# [Problem to work on]
Rewrite everything from the line containing "callout-arrows (296, 84, 666, 648)" down to the line containing "Give me the" in the material below, substituting "supervisor" for "manager" and leaving the rest unchanged.
===
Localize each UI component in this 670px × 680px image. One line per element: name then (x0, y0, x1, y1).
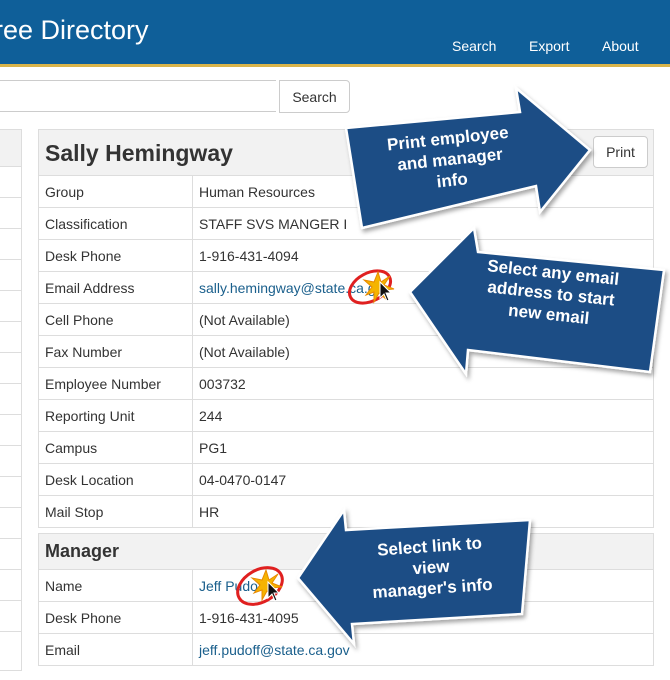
callout-arrows (296, 84, 666, 648)
click-indicator-manager (236, 566, 284, 606)
click-indicator-email (347, 269, 395, 305)
callout-manager-text: Select link to view manager's info (371, 533, 494, 603)
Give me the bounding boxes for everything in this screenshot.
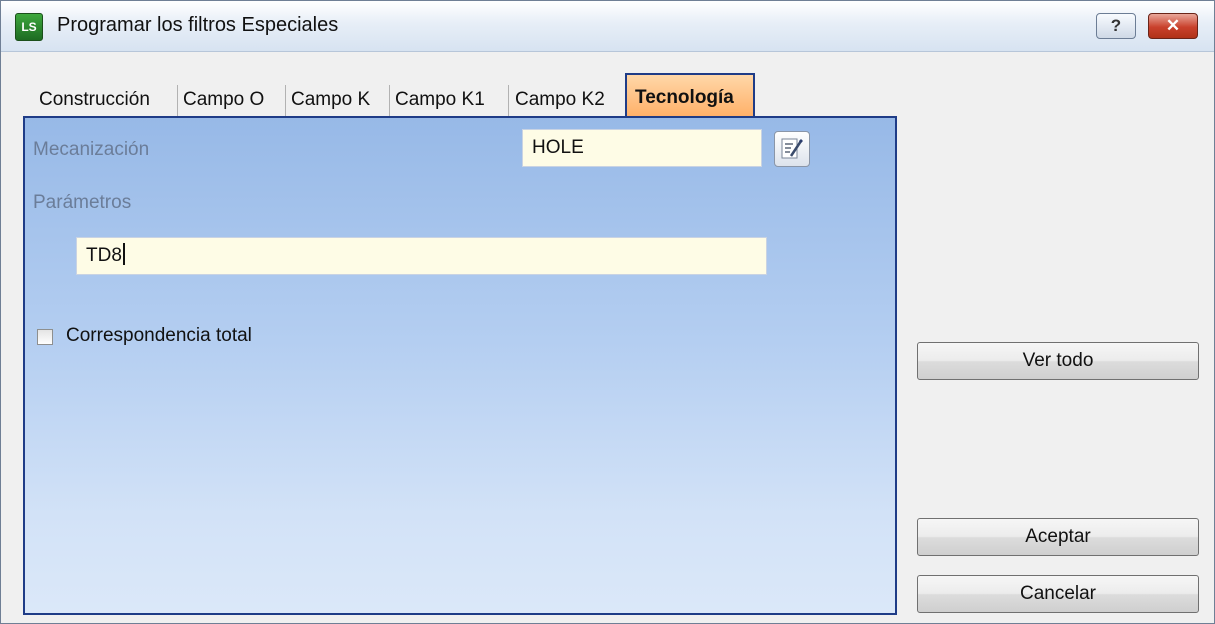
- window-title: Programar los filtros Especiales: [57, 14, 339, 36]
- help-button[interactable]: ?: [1096, 13, 1136, 39]
- tab-separator: [508, 85, 509, 117]
- tab-campo-k2[interactable]: Campo K2: [515, 85, 605, 115]
- ver-todo-button[interactable]: Ver todo: [917, 342, 1199, 380]
- tab-tecnologia[interactable]: Tecnología: [625, 73, 755, 117]
- mecanizacion-field[interactable]: HOLE: [522, 129, 762, 167]
- close-button[interactable]: ✕: [1148, 13, 1198, 39]
- correspondencia-label[interactable]: Correspondencia total: [66, 325, 252, 347]
- tab-campo-k[interactable]: Campo K: [291, 85, 370, 115]
- parametros-value: TD8: [86, 245, 122, 266]
- tecnologia-panel: Mecanización HOLE Parámetros TD8 Corresp…: [23, 116, 897, 615]
- tab-construccion[interactable]: Construcción: [39, 85, 150, 115]
- tab-campo-k1[interactable]: Campo K1: [395, 85, 485, 115]
- tab-separator: [285, 85, 286, 117]
- dialog-window: LS Programar los filtros Especiales ? ✕ …: [0, 0, 1215, 624]
- tab-campo-o[interactable]: Campo O: [183, 85, 264, 115]
- parametros-field[interactable]: TD8: [76, 237, 767, 275]
- tab-separator: [389, 85, 390, 117]
- correspondencia-checkbox[interactable]: [37, 329, 53, 345]
- tab-separator: [177, 85, 178, 117]
- title-bar[interactable]: LS Programar los filtros Especiales ? ✕: [1, 1, 1214, 52]
- mecanizacion-label: Mecanización: [33, 139, 150, 160]
- select-mecanizacion-button[interactable]: [774, 131, 810, 167]
- edit-list-icon: [781, 138, 803, 159]
- cancelar-button[interactable]: Cancelar: [917, 575, 1199, 613]
- app-icon: LS: [15, 13, 43, 41]
- parametros-label: Parámetros: [33, 192, 132, 213]
- mecanizacion-value: HOLE: [532, 137, 584, 158]
- text-caret: [122, 243, 125, 265]
- aceptar-button[interactable]: Aceptar: [917, 518, 1199, 556]
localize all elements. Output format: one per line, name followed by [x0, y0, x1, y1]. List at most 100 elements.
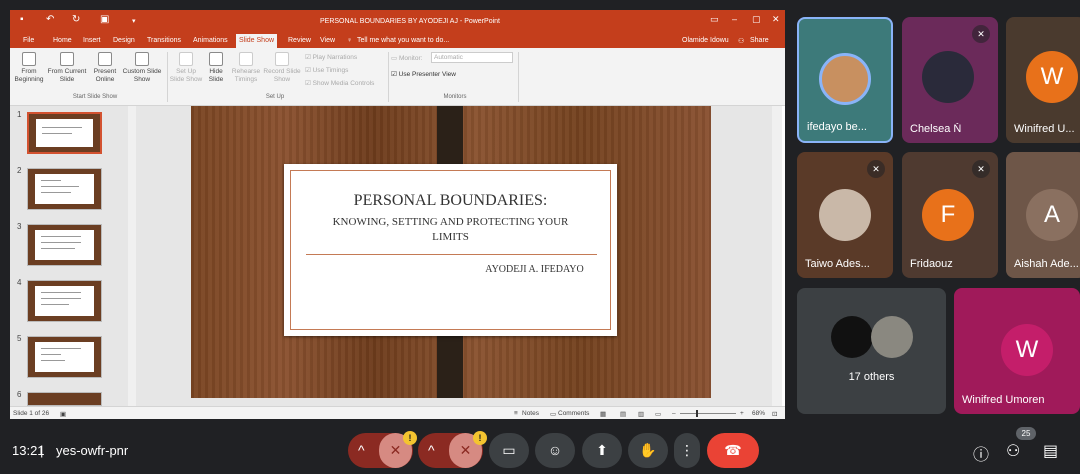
- comments-icon[interactable]: ▭: [550, 410, 556, 418]
- editor-scrollbar[interactable]: [772, 106, 782, 406]
- close-icon[interactable]: ✕: [772, 14, 780, 25]
- leave-call-button[interactable]: ☎: [707, 433, 759, 468]
- participant-name: Winifred U...: [1014, 123, 1075, 135]
- zoom-in-icon[interactable]: +: [740, 410, 744, 417]
- present-icon[interactable]: ▣: [100, 14, 109, 25]
- slide-title[interactable]: PERSONAL BOUNDARIES:: [284, 192, 617, 210]
- from-current-button[interactable]: From Current Slide: [47, 52, 87, 84]
- normal-view-icon[interactable]: ▦: [600, 410, 606, 418]
- notes-icon[interactable]: ≡: [514, 410, 518, 417]
- slide-number: 5: [17, 334, 22, 343]
- tab-review[interactable]: Review: [288, 37, 311, 44]
- record-show-button[interactable]: Record Slide Show: [262, 52, 302, 84]
- spellcheck-icon[interactable]: ▣: [60, 410, 66, 418]
- slide-subtitle-line1[interactable]: KNOWING, SETTING AND PROTECTING YOUR: [284, 216, 617, 228]
- zoom-out-icon[interactable]: –: [672, 410, 676, 417]
- captions-button[interactable]: ▭: [489, 433, 529, 468]
- save-icon[interactable]: ▪: [20, 14, 24, 25]
- redo-icon[interactable]: ↻: [72, 14, 80, 25]
- thumbnail-slide-4[interactable]: [27, 280, 102, 322]
- monitor-select[interactable]: Automatic: [431, 52, 513, 63]
- reading-view-icon[interactable]: ▥: [638, 410, 644, 418]
- ribbon-options-icon[interactable]: ▭: [710, 14, 719, 25]
- others-tile[interactable]: 17 others: [797, 288, 946, 414]
- custom-show-button[interactable]: Custom Slide Show: [121, 52, 163, 84]
- record-icon: [275, 52, 289, 66]
- self-tile[interactable]: W Winifred Umoren: [954, 288, 1080, 414]
- present-screen-button[interactable]: ⬆: [582, 433, 622, 468]
- undo-icon[interactable]: ↶: [46, 14, 54, 25]
- set-up-show-button[interactable]: Set Up Slide Show: [169, 52, 203, 84]
- participant-tile[interactable]: W Winifred U...: [1006, 17, 1080, 143]
- show-media-controls-checkbox[interactable]: ☑ Show Media Controls: [305, 79, 374, 87]
- slide-number: 4: [17, 278, 22, 287]
- chevron-up-icon[interactable]: ^: [428, 433, 435, 468]
- zoom-slider[interactable]: [680, 413, 736, 414]
- present-online-button[interactable]: Present Online: [91, 52, 119, 84]
- tab-insert[interactable]: Insert: [83, 37, 101, 44]
- participant-tile[interactable]: ifedayo be...: [797, 17, 893, 143]
- chevron-up-icon[interactable]: ^: [358, 433, 365, 468]
- thumbnail-slide-2[interactable]: [27, 168, 102, 210]
- fit-slide-icon[interactable]: ⊡: [772, 410, 777, 418]
- thumbnail-slide-3[interactable]: [27, 224, 102, 266]
- participant-name: Taiwo Ades...: [805, 258, 870, 270]
- ribbon-tabs: File Home Insert Design Transitions Anim…: [10, 34, 785, 48]
- slide-thumbnails-pane: 1 2 3 4 5 6: [10, 106, 128, 406]
- slide-number: 1: [17, 110, 22, 119]
- divider: [388, 52, 389, 102]
- mic-off-icon: ✕: [867, 160, 885, 178]
- tab-transitions[interactable]: Transitions: [147, 37, 181, 44]
- group-start-slide-show: Start Slide Show: [72, 94, 118, 100]
- tab-animations[interactable]: Animations: [193, 37, 228, 44]
- share-button[interactable]: Share: [750, 37, 769, 44]
- title-bar: ▪ ↶ ↻ ▣ ▾ PERSONAL BOUNDARIES BY AYODEJI…: [10, 10, 785, 34]
- user-name[interactable]: Olamide Idowu: [682, 37, 729, 44]
- customize-icon[interactable]: ▾: [132, 17, 136, 25]
- main-slide[interactable]: PERSONAL BOUNDARIES: KNOWING, SETTING AN…: [191, 106, 711, 398]
- hand-icon: ✋: [639, 442, 657, 458]
- thumbnail-slide-6[interactable]: [27, 392, 102, 406]
- hide-slide-button[interactable]: Hide Slide: [205, 52, 227, 84]
- maximize-icon[interactable]: ▢: [752, 14, 761, 25]
- use-timings-checkbox[interactable]: ☑ Use Timings: [305, 66, 348, 74]
- tab-design[interactable]: Design: [113, 37, 135, 44]
- slide-author[interactable]: AYODEJI A. IFEDAYO: [368, 264, 701, 275]
- from-beginning-button[interactable]: From Beginning: [12, 52, 46, 84]
- tab-file[interactable]: File: [23, 37, 34, 44]
- tell-me-search[interactable]: Tell me what you want to do...: [357, 37, 449, 44]
- meeting-code: yes-owfr-pnr: [56, 443, 129, 458]
- share-icon[interactable]: ⚇: [738, 37, 744, 45]
- minimize-icon[interactable]: –: [732, 14, 737, 24]
- play-narrations-checkbox[interactable]: ☑ Play Narrations: [305, 53, 357, 61]
- comments-button[interactable]: Comments: [558, 410, 589, 417]
- more-options-button[interactable]: ⋮: [674, 433, 700, 468]
- notes-button[interactable]: Notes: [522, 410, 539, 417]
- strap-bottom: [437, 328, 463, 398]
- thumbnail-slide-5[interactable]: [27, 336, 102, 378]
- title-divider: [306, 254, 597, 255]
- title-card: PERSONAL BOUNDARIES: KNOWING, SETTING AN…: [284, 164, 617, 336]
- slide-sorter-icon[interactable]: ▤: [620, 410, 626, 418]
- slide-subtitle-line2[interactable]: LIMITS: [284, 231, 617, 243]
- participant-tile[interactable]: ✕ Taiwo Ades...: [797, 152, 893, 278]
- tab-slide-show[interactable]: Slide Show: [236, 34, 278, 48]
- lightbulb-icon: ♀: [347, 37, 353, 44]
- slideshow-view-icon[interactable]: ▭: [655, 410, 661, 418]
- raise-hand-button[interactable]: ✋: [628, 433, 668, 468]
- participant-tile[interactable]: A Aishah Ade...: [1006, 152, 1080, 278]
- participant-tile[interactable]: ✕ Chelsea Ň: [902, 17, 998, 143]
- info-icon[interactable]: ⓘ: [973, 441, 989, 465]
- thumbnails-scrollbar[interactable]: [128, 106, 136, 406]
- setup-icon: [179, 52, 193, 66]
- people-icon[interactable]: ⚇: [1006, 441, 1020, 461]
- chat-icon[interactable]: ▤: [1043, 441, 1058, 461]
- tab-view[interactable]: View: [320, 37, 335, 44]
- thumbnail-slide-1[interactable]: [27, 112, 102, 154]
- participant-tile[interactable]: ✕ F Fridaouz: [902, 152, 998, 278]
- reactions-button[interactable]: ☺: [535, 433, 575, 468]
- tab-home[interactable]: Home: [53, 37, 72, 44]
- rehearse-timings-button[interactable]: Rehearse Timings: [231, 52, 261, 84]
- zoom-slider-thumb[interactable]: [696, 410, 698, 417]
- presenter-view-checkbox[interactable]: ☑ Use Presenter View: [391, 70, 456, 78]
===
# [Task answer]
callout-arrows (296, 84, 666, 648)
click-indicator-supervisor (236, 566, 284, 606)
click-indicator-email (347, 269, 395, 305)
callout-supervisor-text: Select link to view supervisor's info (371, 533, 494, 603)
Give me the bounding boxes for everything in this screenshot.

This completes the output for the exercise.